Sgt Multiservizi, la sfida dell’opposizione

7 Gennaio 2018

L’opposizione torna alla carica contro l’amministrazione Marinucci per la vicenda della Sgt Multiservizi, la municipalizzata che in virtù di una proroga deliberata a fine dicembre dalla giunta...

L’opposizione torna alla carica contro l’amministrazione Marinucci per la vicenda della Sgt Multiservizi, la municipalizzata che in virtù di una proroga deliberata a fine dicembre dalla giunta continuerà a gestire fino a giugno servizi che l’estate scorsa le sono stati tolti perché il Comune ha optato per la privatizzazione, mai attuata.
Insomma, la giunta sembra alquanto confusa e confusionaria sul da farsi: prima manda in liquidazione la Fb Servizi, la vecchia partecipata ritenuta un po' troppo spendacciona, crea la nuova Sgt e le affida tutti i servizi, cimiteri compresi, poi glieli toglie con tanto di piano (mai revocato) sulla riorganizzazione delle partecipate e alla fine glieli riaffida di semestre in semestre in nome della bontà della gestione pubblica, tutti tranne la farmacia e l’asilo nido, unici servizi ceduti ai privati.

**Consegna A**: Nell'articolo sulla Sgt Multiservizi, quali sono gli unici servizi ceduti ai privati?
**Consegna B**: Prosegui l'articolo sulla Sgt Multiservizi con alcune frasi che seguano l'ultima riportata.

**Dati forniti**:
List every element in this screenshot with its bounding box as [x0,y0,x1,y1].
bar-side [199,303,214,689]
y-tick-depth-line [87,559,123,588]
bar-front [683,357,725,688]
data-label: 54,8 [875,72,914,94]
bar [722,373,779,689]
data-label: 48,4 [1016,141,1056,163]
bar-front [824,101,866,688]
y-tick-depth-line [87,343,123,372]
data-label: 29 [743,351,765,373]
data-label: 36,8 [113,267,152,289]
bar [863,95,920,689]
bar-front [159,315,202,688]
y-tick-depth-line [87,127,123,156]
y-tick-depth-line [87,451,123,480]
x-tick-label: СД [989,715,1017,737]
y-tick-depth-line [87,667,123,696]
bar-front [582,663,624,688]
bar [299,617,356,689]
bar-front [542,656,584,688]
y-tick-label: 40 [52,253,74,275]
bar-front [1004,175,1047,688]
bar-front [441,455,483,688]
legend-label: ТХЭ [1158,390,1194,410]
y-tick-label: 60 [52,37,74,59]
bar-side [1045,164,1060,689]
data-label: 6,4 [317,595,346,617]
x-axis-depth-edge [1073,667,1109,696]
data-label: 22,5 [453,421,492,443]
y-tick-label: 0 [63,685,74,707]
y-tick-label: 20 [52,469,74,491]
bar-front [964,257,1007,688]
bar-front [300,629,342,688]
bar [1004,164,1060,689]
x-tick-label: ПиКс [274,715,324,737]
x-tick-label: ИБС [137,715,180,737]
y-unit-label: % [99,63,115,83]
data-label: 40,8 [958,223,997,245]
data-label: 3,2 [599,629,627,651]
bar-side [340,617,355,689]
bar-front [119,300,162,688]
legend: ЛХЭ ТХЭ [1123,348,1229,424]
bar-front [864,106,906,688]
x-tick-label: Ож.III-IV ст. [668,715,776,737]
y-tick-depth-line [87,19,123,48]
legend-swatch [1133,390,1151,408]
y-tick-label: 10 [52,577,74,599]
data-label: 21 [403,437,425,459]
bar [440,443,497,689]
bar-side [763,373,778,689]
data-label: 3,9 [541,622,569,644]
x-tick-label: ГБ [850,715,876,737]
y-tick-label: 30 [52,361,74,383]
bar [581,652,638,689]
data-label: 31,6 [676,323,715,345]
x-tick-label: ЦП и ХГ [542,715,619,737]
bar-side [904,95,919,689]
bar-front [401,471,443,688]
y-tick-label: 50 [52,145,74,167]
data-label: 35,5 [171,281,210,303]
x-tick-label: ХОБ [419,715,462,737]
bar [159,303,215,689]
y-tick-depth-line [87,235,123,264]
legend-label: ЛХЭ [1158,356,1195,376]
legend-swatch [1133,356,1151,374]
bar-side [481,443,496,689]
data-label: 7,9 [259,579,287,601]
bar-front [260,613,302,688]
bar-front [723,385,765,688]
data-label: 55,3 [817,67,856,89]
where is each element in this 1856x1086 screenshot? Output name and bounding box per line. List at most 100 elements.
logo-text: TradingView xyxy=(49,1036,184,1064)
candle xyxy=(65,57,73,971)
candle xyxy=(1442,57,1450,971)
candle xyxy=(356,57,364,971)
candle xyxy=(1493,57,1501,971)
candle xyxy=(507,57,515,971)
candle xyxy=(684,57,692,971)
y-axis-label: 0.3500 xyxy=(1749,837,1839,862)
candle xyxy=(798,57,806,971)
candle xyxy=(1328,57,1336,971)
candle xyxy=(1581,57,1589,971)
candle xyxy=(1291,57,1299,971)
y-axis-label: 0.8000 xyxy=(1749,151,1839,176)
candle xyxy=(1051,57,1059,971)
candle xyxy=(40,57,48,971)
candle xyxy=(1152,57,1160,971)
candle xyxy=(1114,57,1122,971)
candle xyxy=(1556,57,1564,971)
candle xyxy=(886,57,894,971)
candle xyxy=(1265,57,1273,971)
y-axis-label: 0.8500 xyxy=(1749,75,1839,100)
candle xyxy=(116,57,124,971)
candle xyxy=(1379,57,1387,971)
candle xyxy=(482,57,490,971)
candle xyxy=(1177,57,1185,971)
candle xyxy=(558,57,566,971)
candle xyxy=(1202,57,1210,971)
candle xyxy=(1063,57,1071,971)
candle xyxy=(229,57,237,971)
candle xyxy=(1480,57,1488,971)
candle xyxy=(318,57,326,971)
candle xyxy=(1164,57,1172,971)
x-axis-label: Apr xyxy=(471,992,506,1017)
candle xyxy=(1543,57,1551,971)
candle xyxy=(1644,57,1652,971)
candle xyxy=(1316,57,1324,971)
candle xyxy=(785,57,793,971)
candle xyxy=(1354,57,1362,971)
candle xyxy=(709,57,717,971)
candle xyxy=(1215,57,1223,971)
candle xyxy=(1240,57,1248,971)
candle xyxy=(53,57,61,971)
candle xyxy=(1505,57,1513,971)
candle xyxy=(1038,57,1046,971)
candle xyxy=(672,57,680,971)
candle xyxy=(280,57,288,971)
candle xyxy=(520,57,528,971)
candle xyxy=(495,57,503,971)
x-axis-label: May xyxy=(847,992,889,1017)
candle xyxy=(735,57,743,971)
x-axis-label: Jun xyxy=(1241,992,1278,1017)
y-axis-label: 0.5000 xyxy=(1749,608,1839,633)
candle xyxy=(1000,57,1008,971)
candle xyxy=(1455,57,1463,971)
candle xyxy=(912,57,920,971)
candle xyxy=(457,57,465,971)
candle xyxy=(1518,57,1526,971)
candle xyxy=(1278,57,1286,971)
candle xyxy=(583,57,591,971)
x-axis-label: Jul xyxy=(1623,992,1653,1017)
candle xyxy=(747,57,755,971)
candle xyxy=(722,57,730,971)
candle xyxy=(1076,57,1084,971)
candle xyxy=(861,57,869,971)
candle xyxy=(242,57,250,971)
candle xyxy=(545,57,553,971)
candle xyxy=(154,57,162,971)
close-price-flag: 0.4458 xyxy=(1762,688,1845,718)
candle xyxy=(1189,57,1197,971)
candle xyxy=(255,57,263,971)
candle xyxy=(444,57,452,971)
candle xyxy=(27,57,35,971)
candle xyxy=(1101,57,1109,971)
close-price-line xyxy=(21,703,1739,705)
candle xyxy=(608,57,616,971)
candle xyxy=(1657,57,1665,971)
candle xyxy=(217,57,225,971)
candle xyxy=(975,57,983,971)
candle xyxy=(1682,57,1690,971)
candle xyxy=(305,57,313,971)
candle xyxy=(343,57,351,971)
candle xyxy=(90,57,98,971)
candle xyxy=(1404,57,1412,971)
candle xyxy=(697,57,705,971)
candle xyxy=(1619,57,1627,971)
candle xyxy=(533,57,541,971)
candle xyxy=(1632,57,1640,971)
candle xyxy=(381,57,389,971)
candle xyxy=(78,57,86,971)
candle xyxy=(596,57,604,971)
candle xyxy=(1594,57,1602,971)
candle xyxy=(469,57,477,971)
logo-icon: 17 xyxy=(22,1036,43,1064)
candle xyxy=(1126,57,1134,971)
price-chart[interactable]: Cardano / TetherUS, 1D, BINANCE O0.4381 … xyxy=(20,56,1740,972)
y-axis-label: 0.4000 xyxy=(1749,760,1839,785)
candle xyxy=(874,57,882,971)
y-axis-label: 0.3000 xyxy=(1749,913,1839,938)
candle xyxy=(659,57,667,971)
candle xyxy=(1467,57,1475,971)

**Soluzione A**: La farmacia e l'asilo nido.

**Soluzione B**:
Il gruppo San Giovanni Democratica (Sgd) chiede di conoscere il contenuto del business plan messo a punto per rilanciare la società comunale.
«Il sindaco potrebbe spiegarci il risolutivo business plan che dovrebbe risollevare le sorti della Sgt Multiservizi», affermano i consiglieri Pino Costantini, Cinzia Sivestri e Giulia Parrucci. «Continua ad attaccarci su quella che, a suo dire, sarebbe mancanza di proposte. Potrebbe insegnarci lui ad essere minoranza, o forse no, considerando che da quando è stato eletto nel consiglio provinciale è stato presente solo per l'insediamento. Se ritiene che finora non abbiamo mai fatto proposte perché non presentiamo emendamenti, significa che durante le riunioni è troppo distratto per ascoltare ciò che diciamo. Marinucci sembra avere idee chiarissime solo quando si esprime a mezzo stampa e sui social», concludono, «mentre durante i consigli comunali si limita a fare la dichiarazione di voto, facendosi forte del fatto che nessuno può replicare in quella sede». (g.d.l.)